Finally, monitoring should be extended into the machine-learning pipeline and its components, allowing data scientists and operators to observe how the model is trained (e.g., duration and success of each step, current use of cloud resources) and detect failures and anomalies.

Workflow Orchestration

Finally, for full automation, the various components of the pipeline within the system need to be executed. Executions of pipelines can be nontrivial, with multiple stages executed in sequence or in parallel, often storing intermediate results at the interface between components in large files or databases, and sometimes executing different components on different hardware in large distributed systems. When stages fail, there are several error-handling strategies, such as simply retrying the execution or informing a developer or operator.

[Layout element annotations]
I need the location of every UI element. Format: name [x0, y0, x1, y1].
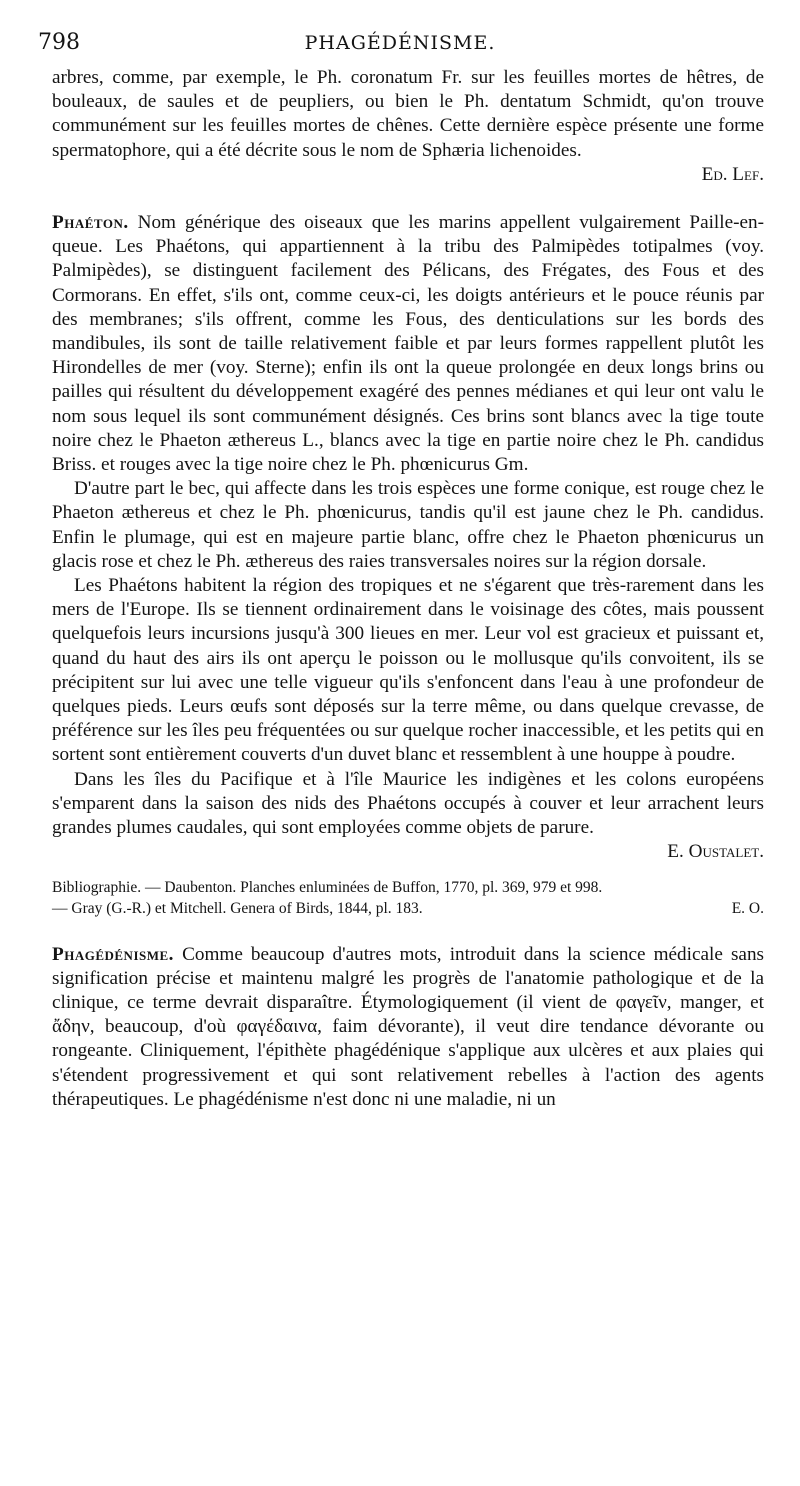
- phaeton-lemma: Phaéton.: [52, 212, 129, 234]
- continued-signature: Ed. Lef.: [701, 163, 764, 185]
- page-body: [52, 66, 764, 1112]
- bibliography-line-2: — Gray (G.-R.) et Mitchell. Genera of Birds, 1844, pl. 183.: [52, 899, 423, 917]
- continued-paragraph: [52, 66, 764, 187]
- phagedenisme-entry: [52, 943, 764, 1112]
- bibliography-line-1: Bibliographie. — Daubenton. Planches enluminées de Buffon, 1770, pl. 369, 979 et 998.: [52, 878, 603, 896]
- phagedenisme-lemma: Phagédénisme.: [52, 943, 174, 965]
- phaeton-paragraph-3: Les Phaétons habitent la région des tropiques et ne s'égarent que très-rarement dans les mers de l'Europe. Ils se tiennent ordinairement dans le voisinage des côtes, mais poussent quelquefois leurs incursions jusqu'à 300 lieues en mer. Leur vol est gracieux et puissant et, quand du haut des airs ils ont aperçu le poisson ou le mollusque qu'ils convoitent, ils se précipitent sur lui avec une telle vigueur qu'ils s'enfoncent dans l'eau à une profondeur de quelques pieds. Leurs œufs sont déposés sur la terre même, ou dans quelque crevasse, de préférence sur les îles peu fréquentées ou sur quelque rocher inaccessible, et les petits qui en sortent sont entièrement couverts d'un duvet blanc et ressemblent à une houppe à poudre.: [52, 575, 764, 766]
- phaeton-bibliography: [52, 877, 764, 919]
- phagedenisme-text: Comme beaucoup d'autres mots, introduit dans la science médicale sans signification précise et maintenu malgré les progrès de l'anatomie pathologique et de la clinique, ce terme devrait disparaître. Étymologiquement (il vient de φαγεῖν, manger, et ἄδην, beaucoup, d'où φαγέδαινα, faim dévorante), il veut dire tendance dévorante ou rongeante. Cliniquement, l'épithète phagédénique s'applique aux ulcères et aux plaies qui s'étendent progressivement et qui sont relativement rebelles à l'action des agents thérapeutiques. Le phagédénisme n'est donc ni une maladie, ni un: [52, 943, 764, 1110]
- continued-text: arbres, comme, par exemple, le Ph. coronatum Fr. sur les feuilles mortes de hêtres, de bouleaux, de saules et de peupliers, ou bien le Ph. dentatum Schmidt, qu'on trouve communément sur les feuilles mortes de chênes. Cette dernière espèce présente une forme spermatophore, qui a été décrite sous le nom de Sphæria lichenoides.: [52, 67, 764, 161]
- page-header: [38, 30, 762, 60]
- phaeton-entry-first: [52, 211, 764, 477]
- bibliography-signature: E. O.: [731, 899, 764, 917]
- phaeton-signature: E. Oustalet.: [667, 841, 764, 863]
- section-gap: [52, 187, 764, 211]
- page-number: 798: [38, 30, 80, 55]
- running-head: PHAGÉDÉNISME.: [304, 32, 496, 54]
- phaeton-paragraph-2: D'autre part le bec, qui affecte dans les trois espèces une forme conique, est rouge chez le Phaeton æthereus et chez le Ph. phœnicurus, tandis qu'il est jaune chez le Ph. candidus. Enfin le plumage, qui est en majeure partie blanc, offre chez le Phaeton phœnicurus un glacis rose et chez le Ph. æthereus des raies transversales noires sur la région dorsale.: [52, 478, 764, 572]
- section-gap-2: [52, 919, 764, 943]
- bibliography-line-2-row: [52, 898, 764, 919]
- phaeton-paragraph-4-text: Dans les îles du Pacifique et à l'île Maurice les indigènes et les colons européens s'emparent dans la saison des nids des Phaétons occupés à couver et leur arrachent leurs grandes plumes caudales, qui sont employées comme objets de parure.: [52, 768, 764, 839]
- phaeton-paragraph-4: [52, 768, 764, 865]
- phaeton-paragraph-1: Nom générique des oiseaux que les marins appellent vulgairement Paille-en-queue. Les Phaétons, qui appartiennent à la tribu des Palmipèdes totipalmes (voy. Palmipèdes), se distinguent facilement des Pélicans, des Frégates, des Fous et des Cormorans. En effet, s'ils ont, comme ceux-ci, les doigts antérieurs et le pouce réunis par des membranes; s'ils offrent, comme les Fous, des denticulations sur les bords des mandibules, ils sont de taille relativement faible et par leurs formes rappellent plutôt les Hirondelles de mer (voy. Sterne); enfin ils ont la queue prolongée en deux longs brins ou pailles qui résultent du développement exagéré des pennes médianes et qui leur ont valu le nom sous lequel ils sont communément désignés. Ces brins sont blancs avec la tige toute noire chez le Phaeton æthereus L., blancs avec la tige en partie noire chez le Ph. candidus Briss. et rouges avec la tige noire chez le Ph. phœnicurus Gm.: [52, 212, 765, 476]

_EXERCISE OBJECTIVE_
Reproduce word for word the part of the passage on machine-learning pipelines starting at "Finally, for full" and ending at "developer or operator.".

_RESPONSE BELOW_
Finally, for full automation, the various components of the pipeline within the system need to be executed. Executions of pipelines can be nontrivial, with multiple stages executed in sequence or in parallel, often storing intermediate results at the interface between components in large files or databases, and sometimes executing different components on different hardware in large distributed systems. When stages fail, there are several error-handling strategies, such as simply retrying the execution or informing a developer or operator.